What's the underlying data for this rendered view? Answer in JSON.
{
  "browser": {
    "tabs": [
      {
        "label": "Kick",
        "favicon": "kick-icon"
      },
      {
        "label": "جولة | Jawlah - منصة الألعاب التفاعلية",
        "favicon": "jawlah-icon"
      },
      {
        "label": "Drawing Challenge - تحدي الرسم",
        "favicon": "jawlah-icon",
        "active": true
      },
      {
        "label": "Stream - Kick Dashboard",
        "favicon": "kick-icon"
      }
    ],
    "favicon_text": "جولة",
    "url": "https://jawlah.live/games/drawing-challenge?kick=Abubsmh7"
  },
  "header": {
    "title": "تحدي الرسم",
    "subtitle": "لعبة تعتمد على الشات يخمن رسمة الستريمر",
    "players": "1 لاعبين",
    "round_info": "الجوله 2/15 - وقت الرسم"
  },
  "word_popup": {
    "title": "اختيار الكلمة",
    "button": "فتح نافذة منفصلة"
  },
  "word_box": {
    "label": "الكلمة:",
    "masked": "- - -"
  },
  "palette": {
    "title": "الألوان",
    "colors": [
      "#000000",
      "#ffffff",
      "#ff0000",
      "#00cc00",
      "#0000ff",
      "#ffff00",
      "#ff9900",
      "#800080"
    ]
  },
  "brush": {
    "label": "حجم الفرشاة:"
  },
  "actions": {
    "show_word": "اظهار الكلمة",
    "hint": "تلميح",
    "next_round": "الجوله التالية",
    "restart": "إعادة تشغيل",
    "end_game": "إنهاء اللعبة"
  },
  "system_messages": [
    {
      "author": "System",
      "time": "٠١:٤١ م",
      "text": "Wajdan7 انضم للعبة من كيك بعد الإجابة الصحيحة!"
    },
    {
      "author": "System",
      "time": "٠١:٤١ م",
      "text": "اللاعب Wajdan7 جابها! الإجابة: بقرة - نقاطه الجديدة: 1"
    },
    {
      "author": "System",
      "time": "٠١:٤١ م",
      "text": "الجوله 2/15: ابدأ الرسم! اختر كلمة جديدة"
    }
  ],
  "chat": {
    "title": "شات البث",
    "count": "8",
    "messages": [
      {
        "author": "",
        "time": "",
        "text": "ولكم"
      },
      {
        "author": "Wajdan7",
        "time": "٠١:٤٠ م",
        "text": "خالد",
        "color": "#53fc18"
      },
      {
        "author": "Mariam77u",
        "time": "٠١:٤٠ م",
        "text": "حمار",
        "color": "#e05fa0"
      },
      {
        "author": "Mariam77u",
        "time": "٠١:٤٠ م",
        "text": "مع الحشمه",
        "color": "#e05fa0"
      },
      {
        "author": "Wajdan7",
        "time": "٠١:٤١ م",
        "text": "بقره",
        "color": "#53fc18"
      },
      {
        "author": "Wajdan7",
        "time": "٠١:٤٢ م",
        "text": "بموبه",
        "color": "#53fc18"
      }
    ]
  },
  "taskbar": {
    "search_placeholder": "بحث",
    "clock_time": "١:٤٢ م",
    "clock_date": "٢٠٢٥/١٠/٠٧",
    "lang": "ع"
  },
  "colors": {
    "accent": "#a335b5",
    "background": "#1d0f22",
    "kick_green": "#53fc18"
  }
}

┄┄┄┄┄┄┄┄┄┄

Task description: Copy out the whole listing exactly as written.

Result for this exercise:
What's the underlying data for this rendered view? Answer in JSON.
{
  "browser": {
    "tabs": [
      {
        "label": "Kick",
        "favicon": "kick-icon"
      },
      {
        "label": "جولة | Jawlah - منصة الألعاب التفاعلية",
        "favicon": "jawlah-icon"
      },
      {
        "label": "Drawing Challenge - تحدي الرسم",
        "favicon": "jawlah-icon",
        "active": true
      },
      {
        "label": "Stream - Kick Dashboard",
        "favicon": "kick-icon"
      }
    ],
    "favicon_text": "جولة",
    "url": "https://jawlah.live/games/drawing-challenge?kick=Abubsmh7"
  },
  "header": {
    "title": "تحدي الرسم",
    "subtitle": "لعبة تعتمد على الشات يخمن رسمة الستريمر",
    "players": "1 لاعبين",
    "round_info": "الجوله 2/15 - وقت الرسم"
  },
  "word_popup": {
    "title": "اختيار الكلمة",
    "button": "فتح نافذة منفصلة"
  },
  "word_box": {
    "label": "الكلمة:",
    "masked": "- - -"
  },
  "palette": {
    "title": "الألوان",
    "colors": [
      "#000000",
      "#ffffff",
      "#ff0000",
      "#00cc00",
      "#0000ff",
      "#ffff00",
      "#ff9900",
      "#800080"
    ]
  },
  "brush": {
    "label": "حجم الفرشاة:"
  },
  "actions": {
    "show_word": "اظهار الكلمة",
    "hint": "تلميح",
    "next_round": "الجوله التالية",
    "restart": "إعادة تشغيل",
    "end_game": "إنهاء اللعبة"
  },
  "system_messages": [
    {
      "author": "System",
      "time": "٠١:٤١ م",
      "text": "Wajdan7 انضم للعبة من كيك بعد الإجابة الصحيحة!"
    },
    {
      "author": "System",
      "time": "٠١:٤١ م",
      "text": "اللاعب Wajdan7 جابها! الإجابة: بقرة - نقاطه الجديدة: 1"
    },
    {
      "author": "System",
      "time": "٠١:٤١ م",
      "text": "الجوله 2/15: ابدأ الرسم! اختر كلمة جديدة"
    }
  ],
  "chat": {
    "title": "شات البث",
    "count": "8",
    "messages": [
      {
        "author": "",
        "time": "",
        "text": "ولكم"
      },
      {
        "author": "Wajdan7",
        "time": "٠١:٤٠ م",
        "text": "خالد",
        "color": "#53fc18"
      },
      {
        "author": "Mariam77u",
        "time": "٠١:٤٠ م",
        "text": "حمار",
        "color": "#e05fa0"
      },
      {
        "author": "Mariam77u",
        "time": "٠١:٤٠ م",
        "text": "مع الحشمه",
        "color": "#e05fa0"
      },
      {
        "author": "Wajdan7",
        "time": "٠١:٤١ م",
        "text": "بقره",
        "color": "#53fc18"
      },
      {
        "author": "Wajdan7",
        "time": "٠١:٤٢ م",
        "text": "بموبه",
        "color": "#53fc18"
      }
    ]
  },
  "taskbar": {
    "search_placeholder": "بحث",
    "clock_time": "١:٤٢ م",
    "clock_date": "٢٠٢٥/١٠/٠٧",
    "lang": "ع"
  },
  "colors": {
    "accent": "#a335b5",
    "background": "#1d0f22",
    "kick_green": "#53fc18"
  }
}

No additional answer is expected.